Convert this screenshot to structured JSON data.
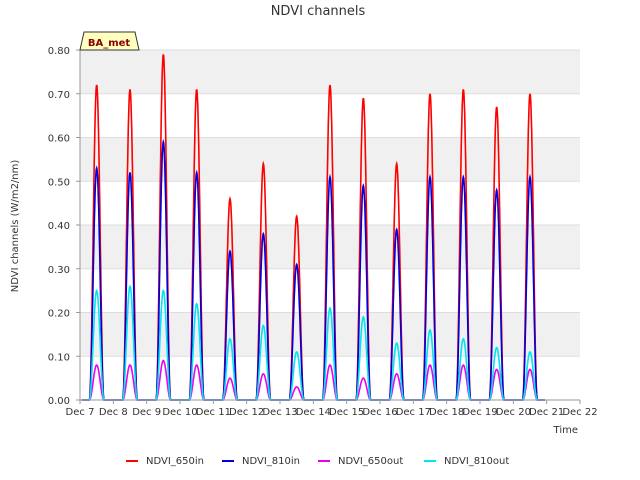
{
  "chart_data": {
    "type": "line",
    "title": "NDVI channels",
    "xlabel": "Time",
    "ylabel": "NDVI channels (W/m2/nm)",
    "ylim": [
      0.0,
      0.8
    ],
    "xlim": [
      7,
      22
    ],
    "yticks": [
      "0.00",
      "0.10",
      "0.20",
      "0.30",
      "0.40",
      "0.50",
      "0.60",
      "0.70",
      "0.80"
    ],
    "xticks": [
      "Dec 7",
      "Dec 8",
      "Dec 9",
      "Dec 10",
      "Dec 11",
      "Dec 12",
      "Dec 13",
      "Dec 14",
      "Dec 15",
      "Dec 16",
      "Dec 17",
      "Dec 18",
      "Dec 19",
      "Dec 20",
      "Dec 21",
      "Dec 22"
    ],
    "grid": true,
    "legend_position": "bottom",
    "badge": "BA_met",
    "x_day_of_peak": [
      7.5,
      8.5,
      9.5,
      10.5,
      11.5,
      12.5,
      13.5,
      14.5,
      15.5,
      16.5,
      17.5,
      18.5,
      19.5,
      20.5
    ],
    "series": [
      {
        "name": "NDVI_650in",
        "color": "#ff0000",
        "daily_peak": [
          0.72,
          0.71,
          0.79,
          0.71,
          0.46,
          0.54,
          0.42,
          0.72,
          0.69,
          0.54,
          0.7,
          0.71,
          0.67,
          0.7
        ]
      },
      {
        "name": "NDVI_810in",
        "color": "#0000dd",
        "daily_peak": [
          0.53,
          0.52,
          0.59,
          0.52,
          0.34,
          0.38,
          0.31,
          0.51,
          0.49,
          0.39,
          0.51,
          0.51,
          0.48,
          0.51
        ]
      },
      {
        "name": "NDVI_650out",
        "color": "#ee00ee",
        "daily_peak": [
          0.08,
          0.08,
          0.09,
          0.08,
          0.05,
          0.06,
          0.03,
          0.08,
          0.05,
          0.06,
          0.08,
          0.08,
          0.07,
          0.07
        ]
      },
      {
        "name": "NDVI_810out",
        "color": "#00e5ee",
        "daily_peak": [
          0.25,
          0.26,
          0.25,
          0.22,
          0.14,
          0.17,
          0.11,
          0.21,
          0.19,
          0.13,
          0.16,
          0.14,
          0.12,
          0.11
        ]
      }
    ]
  }
}
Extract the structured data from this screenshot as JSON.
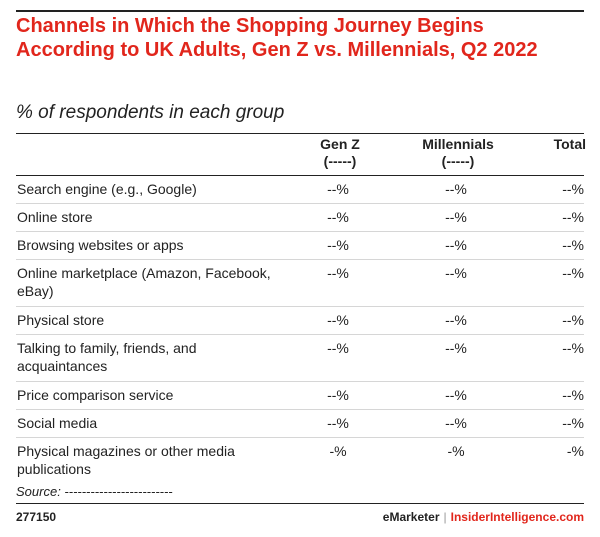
{
  "chart_data": {
    "type": "table",
    "title": "Channels in Which the Shopping Journey Begins According to UK Adults, Gen Z vs. Millennials, Q2 2022",
    "subtitle": "% of respondents in each group",
    "columns": [
      {
        "name": "Gen Z",
        "sub": "(-----)"
      },
      {
        "name": "Millennials",
        "sub": "(-----)"
      },
      {
        "name": "Total",
        "sub": ""
      }
    ],
    "rows": [
      {
        "label": "Search engine (e.g., Google)",
        "values": [
          "--%",
          "--%",
          "--%"
        ]
      },
      {
        "label": "Online store",
        "values": [
          "--%",
          "--%",
          "--%"
        ]
      },
      {
        "label": "Browsing websites or apps",
        "values": [
          "--%",
          "--%",
          "--%"
        ]
      },
      {
        "label": "Online marketplace (Amazon, Facebook, eBay)",
        "values": [
          "--%",
          "--%",
          "--%"
        ]
      },
      {
        "label": "Physical store",
        "values": [
          "--%",
          "--%",
          "--%"
        ]
      },
      {
        "label": "Talking to family, friends, and acquaintances",
        "values": [
          "--%",
          "--%",
          "--%"
        ]
      },
      {
        "label": "Price comparison service",
        "values": [
          "--%",
          "--%",
          "--%"
        ]
      },
      {
        "label": "Social media",
        "values": [
          "--%",
          "--%",
          "--%"
        ]
      },
      {
        "label": "Physical magazines or other media publications",
        "values": [
          "-%",
          "-%",
          "-%"
        ]
      }
    ],
    "source": "Source: -------------------------"
  },
  "footer": {
    "chart_id": "277150",
    "brand_primary": "eMarketer",
    "brand_separator": "|",
    "brand_secondary": "InsiderIntelligence.com"
  },
  "colors": {
    "title": "#e1261c",
    "text": "#222222",
    "row_rule": "#d6d6d6"
  }
}
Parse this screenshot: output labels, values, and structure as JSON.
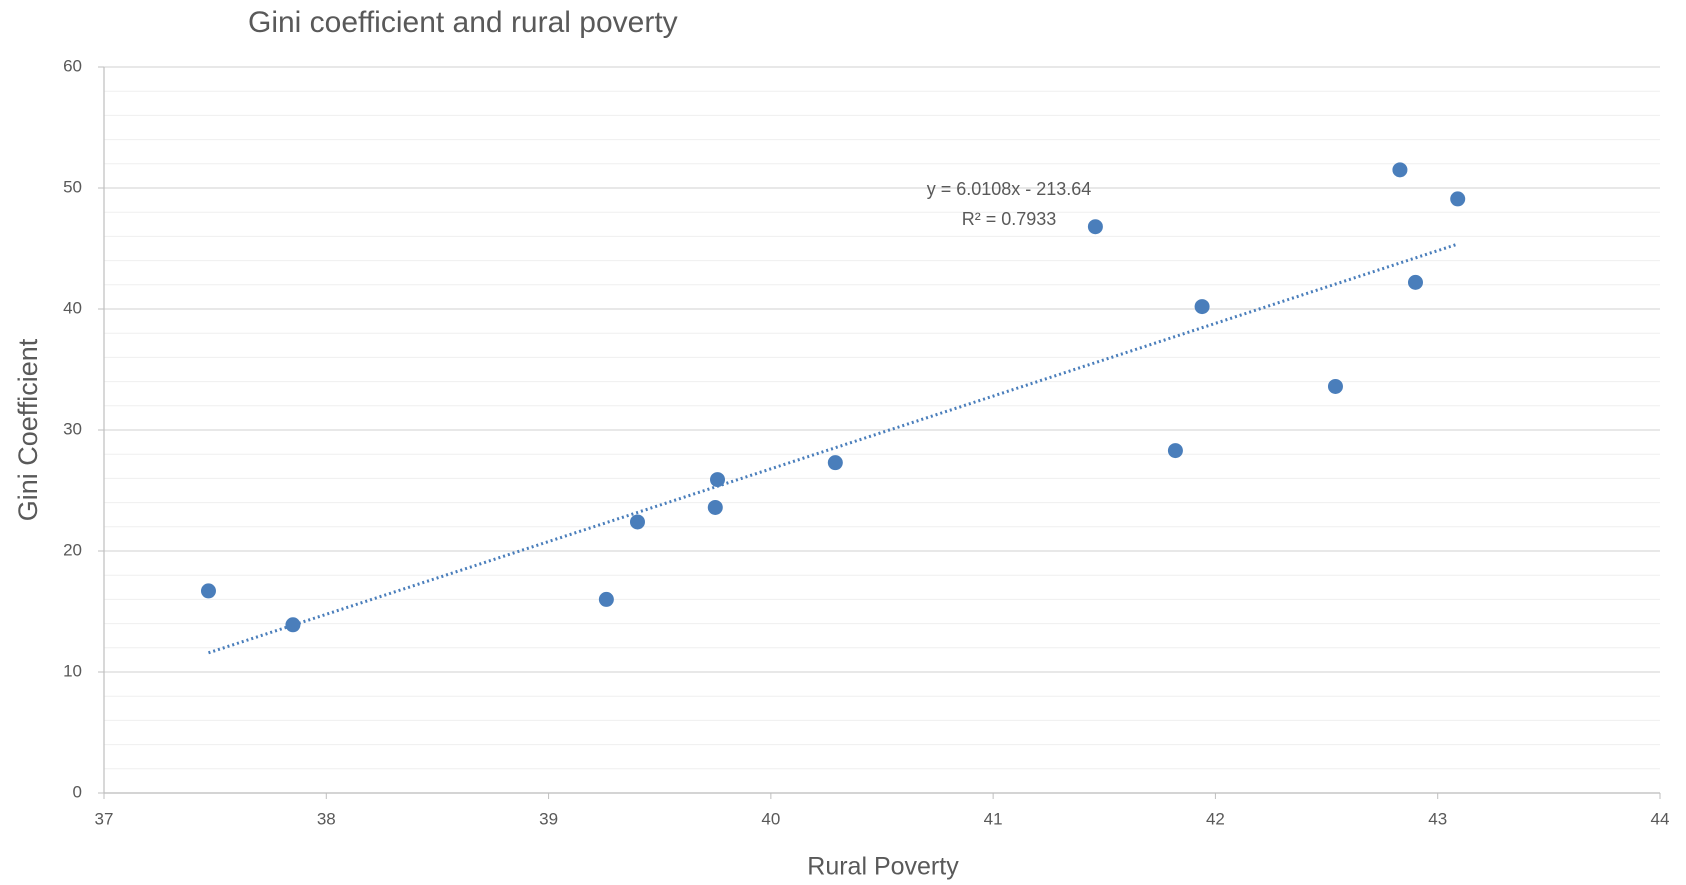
{
  "chart_data": {
    "type": "scatter",
    "title": "Gini coefficient and rural poverty",
    "x_label": "Rural Poverty",
    "y_label": "Gini Coefficient",
    "series": [
      {
        "name": "Gini Coefficient",
        "color": "#4a7ebb",
        "x": [
          37.47,
          37.85,
          39.26,
          39.4,
          39.75,
          39.76,
          40.29,
          41.46,
          41.82,
          41.94,
          42.54,
          42.83,
          42.9,
          43.09
        ],
        "values": [
          16.7,
          13.9,
          16.0,
          22.4,
          23.6,
          25.9,
          27.3,
          46.8,
          28.3,
          40.2,
          33.6,
          51.5,
          42.2,
          49.1
        ]
      }
    ],
    "trendline": {
      "slope": 6.0108,
      "intercept": -213.64,
      "equation": "y = 6.0108x - 213.64",
      "r2": "R² = 0.7933",
      "color": "#4a7ebb"
    },
    "xlim": [
      37,
      44
    ],
    "xticks": [
      37,
      38,
      39,
      40,
      41,
      42,
      43,
      44
    ],
    "ylim": [
      0,
      60
    ],
    "yticks": [
      0,
      10,
      20,
      30,
      40,
      50,
      60
    ],
    "grid": true,
    "minor_grid_step": 2
  }
}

● SET EXERCISE: Whenever "structured" turns up in a line, pick that line out.

● EXERCISE SOLUTION:
Convert this screenshot to structured JSON data.
Extract the structured data from this screenshot as JSON.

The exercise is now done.